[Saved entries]
-*-*-

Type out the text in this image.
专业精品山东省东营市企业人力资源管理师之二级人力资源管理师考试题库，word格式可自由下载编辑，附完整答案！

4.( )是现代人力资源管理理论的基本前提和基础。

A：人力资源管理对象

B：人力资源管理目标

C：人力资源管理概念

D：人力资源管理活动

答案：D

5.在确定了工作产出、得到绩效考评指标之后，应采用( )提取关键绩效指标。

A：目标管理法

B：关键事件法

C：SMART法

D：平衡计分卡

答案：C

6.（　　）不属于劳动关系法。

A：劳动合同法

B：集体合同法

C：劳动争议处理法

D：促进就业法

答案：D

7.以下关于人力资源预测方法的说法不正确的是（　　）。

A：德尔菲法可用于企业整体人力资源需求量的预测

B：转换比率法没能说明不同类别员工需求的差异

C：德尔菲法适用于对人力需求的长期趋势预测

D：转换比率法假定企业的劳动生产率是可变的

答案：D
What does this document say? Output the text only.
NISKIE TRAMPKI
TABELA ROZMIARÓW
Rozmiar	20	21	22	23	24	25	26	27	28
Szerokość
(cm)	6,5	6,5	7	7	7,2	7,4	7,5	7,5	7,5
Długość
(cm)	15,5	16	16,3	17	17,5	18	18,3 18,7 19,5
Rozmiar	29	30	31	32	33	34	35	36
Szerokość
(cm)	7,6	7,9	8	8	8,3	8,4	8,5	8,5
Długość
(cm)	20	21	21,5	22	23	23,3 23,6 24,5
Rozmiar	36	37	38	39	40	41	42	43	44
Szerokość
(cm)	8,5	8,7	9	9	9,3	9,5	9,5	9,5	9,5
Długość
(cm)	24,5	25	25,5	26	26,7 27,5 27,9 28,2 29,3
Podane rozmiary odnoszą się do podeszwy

-*-*-

Problem details
Every line of the material must be returned exactly as it appears.

Response below
Type out the text in this image.
专业精品山东省东营市企业人力资源管理师之二级人力资源管理师考试题库，word格式可自由下载编辑，附完整答案！

4.( )是现代人力资源管理理论的基本前提和基础。

A：人力资源管理对象

B：人力资源管理目标

C：人力资源管理概念

D：人力资源管理活动

答案：D

5.在确定了工作产出、得到绩效考评指标之后，应采用( )提取关键绩效指标。

A：目标管理法

B：关键事件法

C：SMART法

D：平衡计分卡

答案：C

6.（　　）不属于劳动关系法。

A：劳动合同法

B：集体合同法

C：劳动争议处理法

D：促进就业法

答案：D

7.以下关于人力资源预测方法的说法不正确的是（　　）。

A：德尔菲法可用于企业整体人力资源需求量的预测

B：转换比率法没能说明不同类别员工需求的差异

C：德尔菲法适用于对人力需求的长期趋势预测

D：转换比率法假定企业的劳动生产率是可变的

答案：D
What does this document say? Output the text only.
NISKIE TRAMPKI
TABELA ROZMIARÓW
Rozmiar	20	21	22	23	24	25	26	27	28
Szerokość
(cm)	6,5	6,5	7	7	7,2	7,4	7,5	7,5	7,5
Długość
(cm)	15,5	16	16,3	17	17,5	18	18,3 18,7 19,5
Rozmiar	29	30	31	32	33	34	35	36
Szerokość
(cm)	7,6	7,9	8	8	8,3	8,4	8,5	8,5
Długość
(cm)	20	21	21,5	22	23	23,3 23,6 24,5
Rozmiar	36	37	38	39	40	41	42	43	44
Szerokość
(cm)	8,5	8,7	9	9	9,3	9,5	9,5	9,5	9,5
Długość
(cm)	24,5	25	25,5	26	26,7 27,5 27,9 28,2 29,3
Podane rozmiary odnoszą się do podeszwy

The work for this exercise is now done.